- [Source extract]:
↓↓↓

ON the face of it, Roy Keane has taken a gamble in the capture of both Rory Fallon and Gianni Zuiverloon on loan deals yesterday.

ON the face of it, Roy Keane has taken a gamble in the capture of both Rory Fallon and Gianni Zuiverloon on loan deals yesterday.

With his team short of goals, Keane has recruited an experienced striker in Fallon who has mustered just one goal all season. He has been secured with a view to a permanent move in January.

And in his quest to find a settled right-back, the Town boss has turned to a defender in Zuiverloon who has not played a league game all campaign.

So neither player hardly comes with a glowing report, but often a change of scenery, and the promise of a new challenge, can work wonders. It can prompt a flow of goals, or a return to form.

Keane, and Town supporters in general, will be hoping that this is the case. Otherwise, Town’s problems will only get more serious.

Fallon netted his only goal of the current season, in Plymouth’s 2-1 home defeat to Brentford last Saturday.

However, in his defence, the New Zealand international missed several games through a groin injury earlier in the season, while the out-of-form Pilgrims have struggled to create chances in League One.

Town fans have a right to question whether new recruit Fallon is any better than the strikers Keane released last summer, and in the first couple of weeks of the season. Namely, Jon Stead, Pablo Counago and Kevin Lisbie.

With regards Counago and Lisbie, loaned out to Crystal Palace and Millwall respectively, Fallon would appear a suitable replacement and a handy striker to have in your squad.

↑↑↑

- [Written instruction]: Rewrite the passage of the report on Roy Keane's loan signings from "So neither player" up to and including "and Kevin Lisbie.", changing "groin" to "hamstring".

- [Data lines]:
↓↓↓

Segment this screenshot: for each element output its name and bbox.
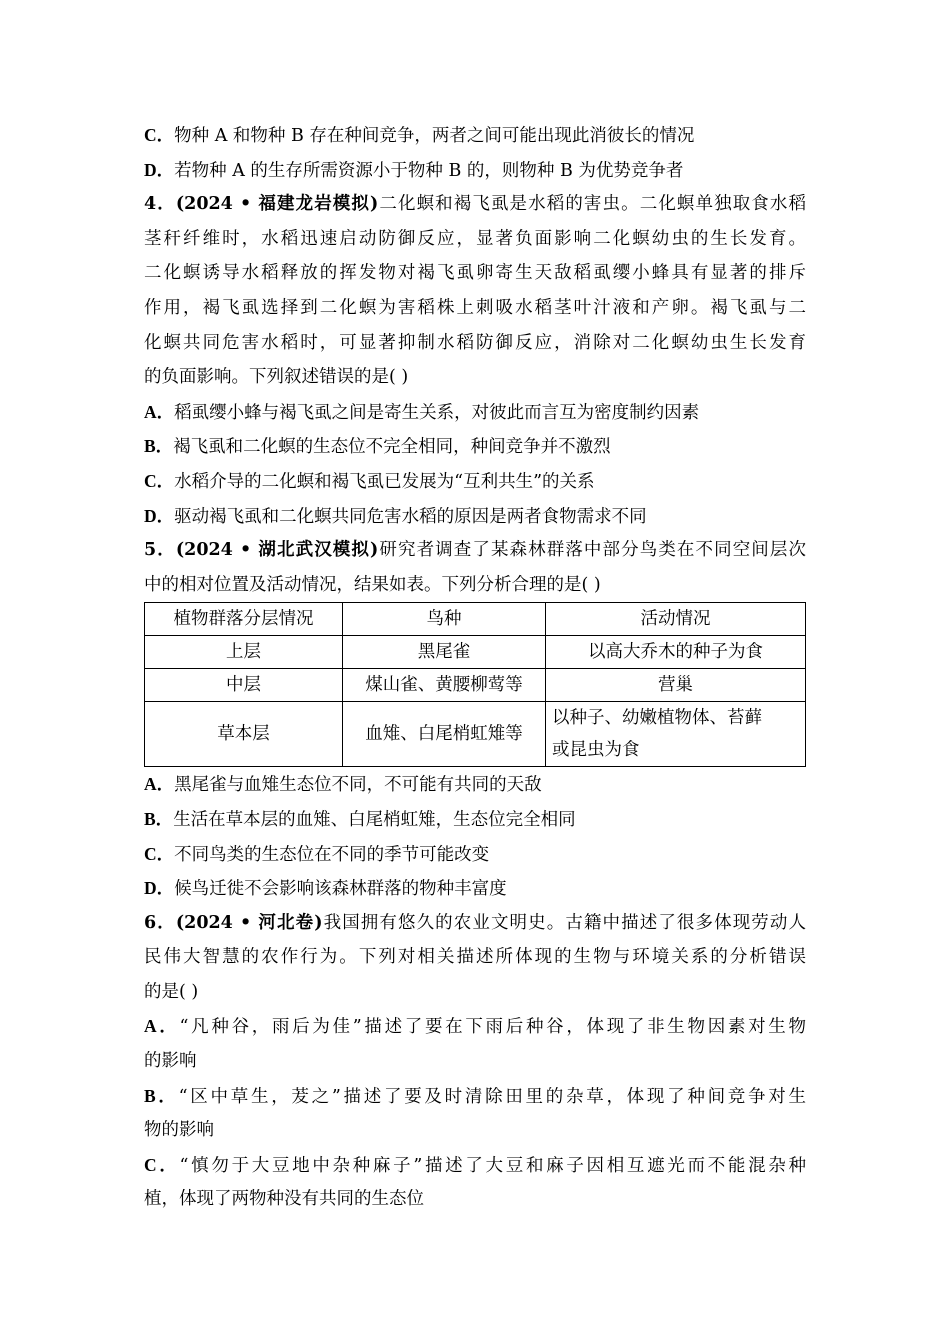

↑↑↑
↓↓↓

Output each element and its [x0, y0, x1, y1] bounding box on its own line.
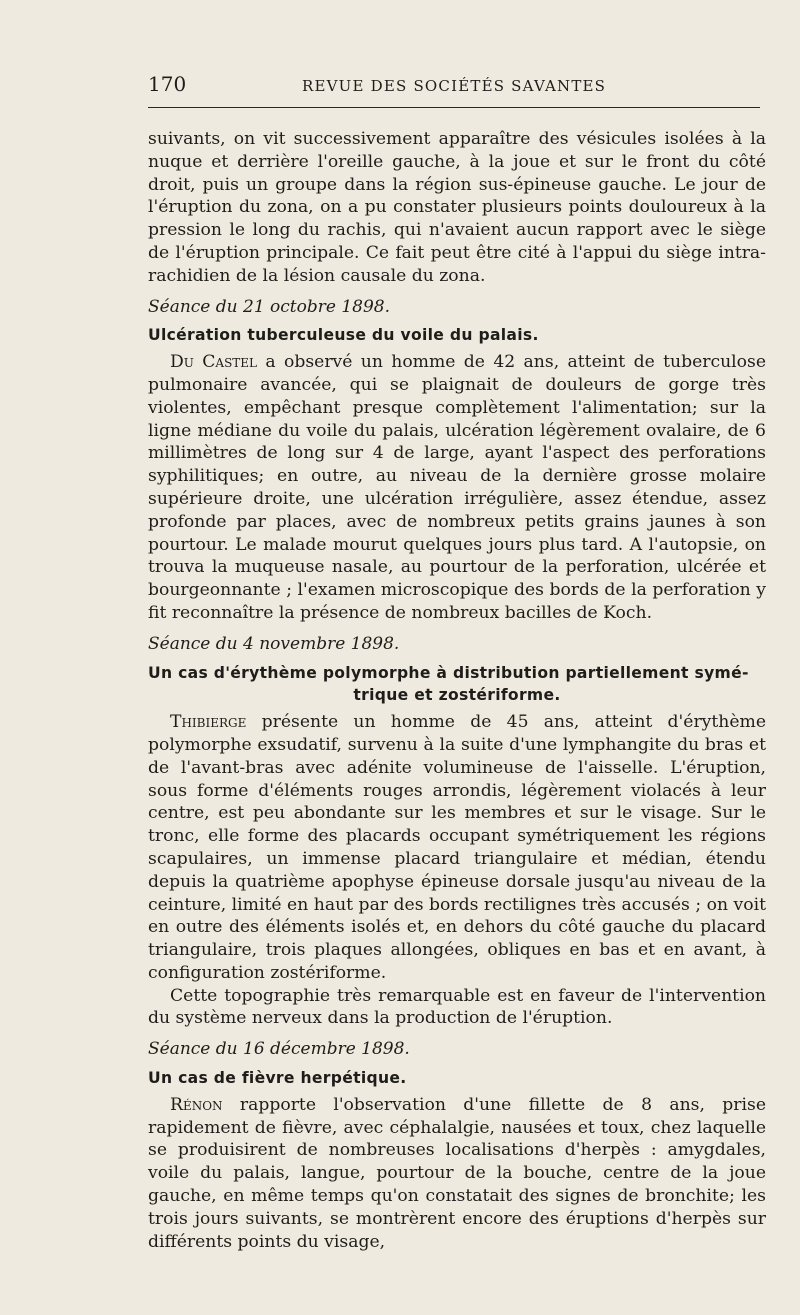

↑↑↑

- [Complete output]:
So neither player hardly comes with a glowing report, but often a change of scenery, and the promise of a new challenge, can work wonders. It can prompt a flow of goals, or a return to form.

Keane, and Town supporters in general, will be hoping that this is the case. Otherwise, Town’s problems will only get more serious.

Fallon netted his only goal of the current season, in Plymouth’s 2-1 home defeat to Brentford last Saturday.

However, in his defence, the New Zealand international missed several games through a hamstring injury earlier in the season, while the out-of-form Pilgrims have struggled to create chances in League One.

Town fans have a right to question whether new recruit Fallon is any better than the strikers Keane released last summer, and in the first couple of weeks of the season. Namely, Jon Stead, Pablo Counago and Kevin Lisbie.